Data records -
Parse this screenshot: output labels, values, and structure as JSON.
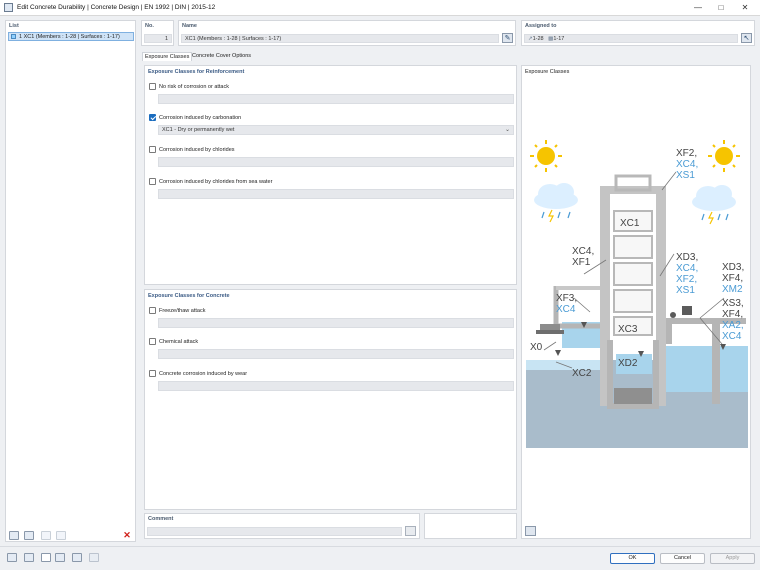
{
  "window": {
    "title": "Edit Concrete Durability | Concrete Design | EN 1992 | DIN | 2015-12"
  },
  "list": {
    "header": "List",
    "items": [
      {
        "label": "1 XC1 (Members : 1-28 | Surfaces : 1-17)"
      }
    ]
  },
  "no": {
    "header": "No.",
    "value": "1"
  },
  "name": {
    "header": "Name",
    "value": "XC1 (Members : 1-28 | Surfaces : 1-17)"
  },
  "assigned": {
    "header": "Assigned to",
    "members": "1-28",
    "surfaces": "1-17"
  },
  "tabs": [
    {
      "label": "Exposure Classes"
    },
    {
      "label": "Concrete Cover Options"
    }
  ],
  "reinforcement": {
    "title": "Exposure Classes for Reinforcement",
    "options": [
      {
        "label": "No risk of corrosion or attack",
        "checked": false,
        "value": ""
      },
      {
        "label": "Corrosion induced by carbonation",
        "checked": true,
        "value": "XC1 - Dry or permanently wet"
      },
      {
        "label": "Corrosion induced by chlorides",
        "checked": false,
        "value": ""
      },
      {
        "label": "Corrosion induced by chlorides from sea water",
        "checked": false,
        "value": ""
      }
    ]
  },
  "concrete": {
    "title": "Exposure Classes for Concrete",
    "options": [
      {
        "label": "Freeze/thaw attack",
        "checked": false
      },
      {
        "label": "Chemical attack",
        "checked": false
      },
      {
        "label": "Concrete corrosion induced by wear",
        "checked": false
      }
    ]
  },
  "comment": {
    "header": "Comment",
    "value": ""
  },
  "figure": {
    "title": "Exposure Classes",
    "labels": {
      "xf2": "XF2,",
      "xc4_a": "XC4,",
      "xs1_a": "XS1",
      "xc1": "XC1",
      "xc4_b": "XC4,",
      "xf1": "XF1",
      "xd3_a": "XD3,",
      "xc4_c": "XC4,",
      "xf2_b": "XF2,",
      "xs1_b": "XS1",
      "xd3_b": "XD3,",
      "xf4_a": "XF4,",
      "xm2": "XM2",
      "xf3": "XF3,",
      "xc4_d": "XC4",
      "xs3": "XS3,",
      "xf4_b": "XF4,",
      "xa2": "XA2,",
      "xc4_e": "XC4",
      "x0": "X0",
      "xc3": "XC3",
      "xd2": "XD2",
      "xc2": "XC2"
    }
  },
  "buttons": {
    "ok": "OK",
    "cancel": "Cancel",
    "apply": "Apply"
  },
  "colors": {
    "accent": "#1b6dbf",
    "water": "#a8d4ec",
    "ground": "#a9bccb",
    "structure": "#c8c8c8",
    "label_blue": "#4a9bd4"
  }
}
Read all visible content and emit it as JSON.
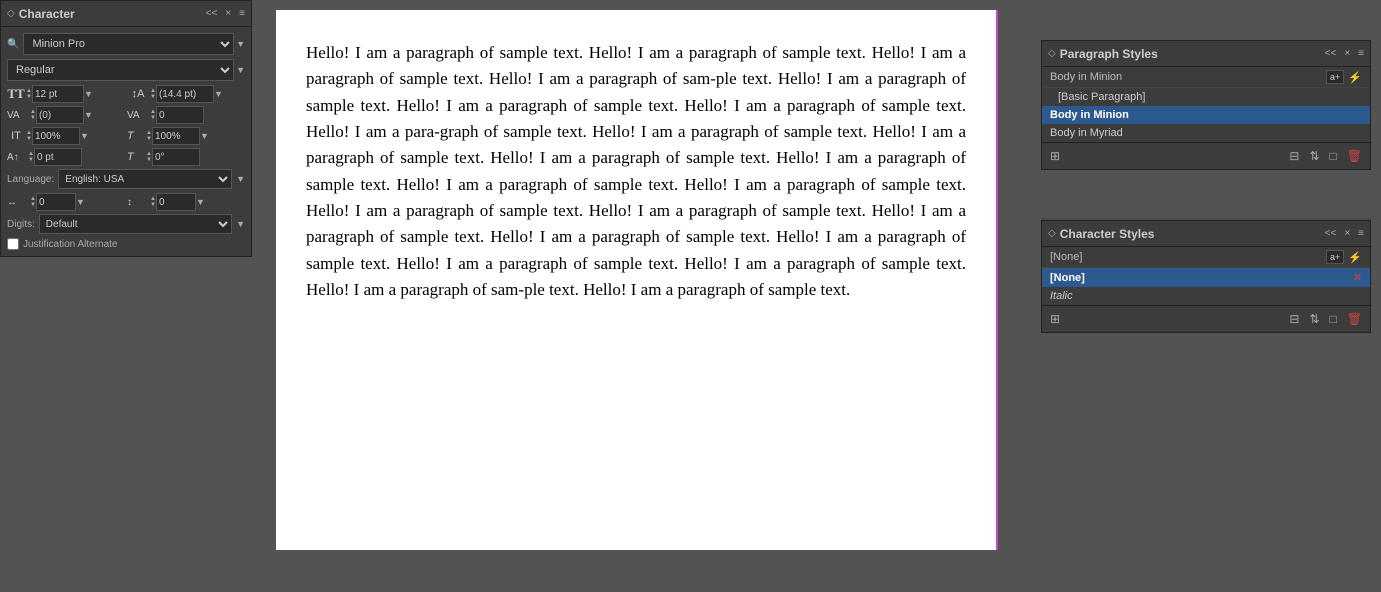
{
  "characterPanel": {
    "title": "Character",
    "collapseLabel": "<<",
    "closeLabel": "×",
    "menuLabel": "≡",
    "font": {
      "name": "Minion Pro",
      "style": "Regular",
      "searchIcon": "🔍"
    },
    "fields": {
      "fontSize": {
        "label": "TT",
        "value": "12 pt",
        "unit": "pt"
      },
      "leading": {
        "label": "↕",
        "value": "(14.4 pt)"
      },
      "kerning": {
        "label": "VA",
        "value": "(0)"
      },
      "tracking": {
        "label": "VA",
        "value": "0"
      },
      "vertScale": {
        "label": "IT",
        "value": "100%",
        "unit": "%"
      },
      "horizScale": {
        "label": "T",
        "value": "100%",
        "unit": "%"
      },
      "baseline": {
        "label": "A↑",
        "value": "0 pt"
      },
      "skew": {
        "label": "T",
        "value": "0°"
      }
    },
    "language": {
      "label": "Language:",
      "value": "English: USA"
    },
    "glyphSpacing1": {
      "value": "0"
    },
    "glyphSpacing2": {
      "value": "0"
    },
    "digits": {
      "label": "Digits:",
      "value": "Default"
    },
    "justificationAlt": "Justification Alternate"
  },
  "canvas": {
    "text": "Hello! I am a paragraph of sample text. Hello! I am a paragraph of sample text. Hello! I am a paragraph of sample text. Hello! I am a paragraph of sam-ple text. Hello! I am a paragraph of sample text. Hello! I am a paragraph of sample text. Hello! I am a paragraph of sample text. Hello! I am a para-graph of sample text. Hello! I am a paragraph of sample text. Hello! I am a paragraph of sample text. Hello! I am a paragraph of sample text. Hello! I am a paragraph of sample text. Hello! I am a paragraph of sample text. Hello! I am a paragraph of sample text. Hello! I am a paragraph of sample text. Hello! I am a paragraph of sample text. Hello! I am a paragraph of sample text. Hello! I am a paragraph of sample text. Hello! I am a paragraph of sample text. Hello! I am a paragraph of sample text. Hello! I am a paragraph of sample text. Hello! I am a paragraph of sam-ple text. Hello! I am a paragraph of sample text."
  },
  "paragraphStyles": {
    "title": "Paragraph Styles",
    "collapseLabel": "<<",
    "closeLabel": "×",
    "menuLabel": "≡",
    "newStyleLabel": "a+",
    "lightningLabel": "⚡",
    "items": [
      {
        "name": "Body in Minion",
        "selected": false,
        "basic": false
      },
      {
        "name": "[Basic Paragraph]",
        "selected": false,
        "basic": true
      },
      {
        "name": "Body in Minion",
        "selected": true,
        "basic": false
      },
      {
        "name": "Body in Myriad",
        "selected": false,
        "basic": false
      }
    ],
    "footer": {
      "loadIcon": "⊞",
      "newIcon": "□+",
      "deleteIcon": "🗑"
    }
  },
  "characterStyles": {
    "title": "Character Styles",
    "collapseLabel": "<<",
    "closeLabel": "×",
    "menuLabel": "≡",
    "newStyleLabel": "a+",
    "lightningLabel": "⚡",
    "noneLabel": "[None]",
    "deleteIcon": "✕",
    "items": [
      {
        "name": "[None]",
        "selected": true
      },
      {
        "name": "Italic",
        "selected": false,
        "italic": true
      }
    ],
    "footer": {
      "loadIcon": "⊞",
      "newIcon": "□+",
      "deleteIcon": "🗑"
    }
  }
}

Task goal - Write out the whole listing again, exactly, with no pictures.

Answer to this task -
Parse this screenshot: output labels, values, and structure as JSON.
{
  "window": {
    "title": "Edit Concrete Durability | Concrete Design | EN 1992 | DIN | 2015-12"
  },
  "list": {
    "header": "List",
    "items": [
      {
        "label": "1 XC1 (Members : 1-28 | Surfaces : 1-17)"
      }
    ]
  },
  "no": {
    "header": "No.",
    "value": "1"
  },
  "name": {
    "header": "Name",
    "value": "XC1 (Members : 1-28 | Surfaces : 1-17)"
  },
  "assigned": {
    "header": "Assigned to",
    "members": "1-28",
    "surfaces": "1-17"
  },
  "tabs": [
    {
      "label": "Exposure Classes"
    },
    {
      "label": "Concrete Cover Options"
    }
  ],
  "reinforcement": {
    "title": "Exposure Classes for Reinforcement",
    "options": [
      {
        "label": "No risk of corrosion or attack",
        "checked": false,
        "value": ""
      },
      {
        "label": "Corrosion induced by carbonation",
        "checked": true,
        "value": "XC1 - Dry or permanently wet"
      },
      {
        "label": "Corrosion induced by chlorides",
        "checked": false,
        "value": ""
      },
      {
        "label": "Corrosion induced by chlorides from sea water",
        "checked": false,
        "value": ""
      }
    ]
  },
  "concrete": {
    "title": "Exposure Classes for Concrete",
    "options": [
      {
        "label": "Freeze/thaw attack",
        "checked": false
      },
      {
        "label": "Chemical attack",
        "checked": false
      },
      {
        "label": "Concrete corrosion induced by wear",
        "checked": false
      }
    ]
  },
  "comment": {
    "header": "Comment",
    "value": ""
  },
  "figure": {
    "title": "Exposure Classes",
    "labels": {
      "xf2": "XF2,",
      "xc4_a": "XC4,",
      "xs1_a": "XS1",
      "xc1": "XC1",
      "xc4_b": "XC4,",
      "xf1": "XF1",
      "xd3_a": "XD3,",
      "xc4_c": "XC4,",
      "xf2_b": "XF2,",
      "xs1_b": "XS1",
      "xd3_b": "XD3,",
      "xf4_a": "XF4,",
      "xm2": "XM2",
      "xf3": "XF3,",
      "xc4_d": "XC4",
      "xs3": "XS3,",
      "xf4_b": "XF4,",
      "xa2": "XA2,",
      "xc4_e": "XC4",
      "x0": "X0",
      "xc3": "XC3",
      "xd2": "XD2",
      "xc2": "XC2"
    }
  },
  "buttons": {
    "ok": "OK",
    "cancel": "Cancel",
    "apply": "Apply"
  },
  "colors": {
    "accent": "#1b6dbf",
    "water": "#a8d4ec",
    "ground": "#a9bccb",
    "structure": "#c8c8c8",
    "label_blue": "#4a9bd4"
  }
}
Read all visible content and emit it as JSON.
{
  "characterPanel": {
    "title": "Character",
    "collapseLabel": "<<",
    "closeLabel": "×",
    "menuLabel": "≡",
    "font": {
      "name": "Minion Pro",
      "style": "Regular",
      "searchIcon": "🔍"
    },
    "fields": {
      "fontSize": {
        "label": "TT",
        "value": "12 pt",
        "unit": "pt"
      },
      "leading": {
        "label": "↕",
        "value": "(14.4 pt)"
      },
      "kerning": {
        "label": "VA",
        "value": "(0)"
      },
      "tracking": {
        "label": "VA",
        "value": "0"
      },
      "vertScale": {
        "label": "IT",
        "value": "100%",
        "unit": "%"
      },
      "horizScale": {
        "label": "T",
        "value": "100%",
        "unit": "%"
      },
      "baseline": {
        "label": "A↑",
        "value": "0 pt"
      },
      "skew": {
        "label": "T",
        "value": "0°"
      }
    },
    "language": {
      "label": "Language:",
      "value": "English: USA"
    },
    "glyphSpacing1": {
      "value": "0"
    },
    "glyphSpacing2": {
      "value": "0"
    },
    "digits": {
      "label": "Digits:",
      "value": "Default"
    },
    "justificationAlt": "Justification Alternate"
  },
  "canvas": {
    "text": "Hello! I am a paragraph of sample text. Hello! I am a paragraph of sample text. Hello! I am a paragraph of sample text. Hello! I am a paragraph of sam-ple text. Hello! I am a paragraph of sample text. Hello! I am a paragraph of sample text. Hello! I am a paragraph of sample text. Hello! I am a para-graph of sample text. Hello! I am a paragraph of sample text. Hello! I am a paragraph of sample text. Hello! I am a paragraph of sample text. Hello! I am a paragraph of sample text. Hello! I am a paragraph of sample text. Hello! I am a paragraph of sample text. Hello! I am a paragraph of sample text. Hello! I am a paragraph of sample text. Hello! I am a paragraph of sample text. Hello! I am a paragraph of sample text. Hello! I am a paragraph of sample text. Hello! I am a paragraph of sample text. Hello! I am a paragraph of sample text. Hello! I am a paragraph of sam-ple text. Hello! I am a paragraph of sample text."
  },
  "paragraphStyles": {
    "title": "Paragraph Styles",
    "collapseLabel": "<<",
    "closeLabel": "×",
    "menuLabel": "≡",
    "newStyleLabel": "a+",
    "lightningLabel": "⚡",
    "items": [
      {
        "name": "Body in Minion",
        "selected": false,
        "basic": false
      },
      {
        "name": "[Basic Paragraph]",
        "selected": false,
        "basic": true
      },
      {
        "name": "Body in Minion",
        "selected": true,
        "basic": false
      },
      {
        "name": "Body in Myriad",
        "selected": false,
        "basic": false
      }
    ],
    "footer": {
      "loadIcon": "⊞",
      "newIcon": "□+",
      "deleteIcon": "🗑"
    }
  },
  "characterStyles": {
    "title": "Character Styles",
    "collapseLabel": "<<",
    "closeLabel": "×",
    "menuLabel": "≡",
    "newStyleLabel": "a+",
    "lightningLabel": "⚡",
    "noneLabel": "[None]",
    "deleteIcon": "✕",
    "items": [
      {
        "name": "[None]",
        "selected": true
      },
      {
        "name": "Italic",
        "selected": false,
        "italic": true
      }
    ],
    "footer": {
      "loadIcon": "⊞",
      "newIcon": "□+",
      "deleteIcon": "🗑"
    }
  }
}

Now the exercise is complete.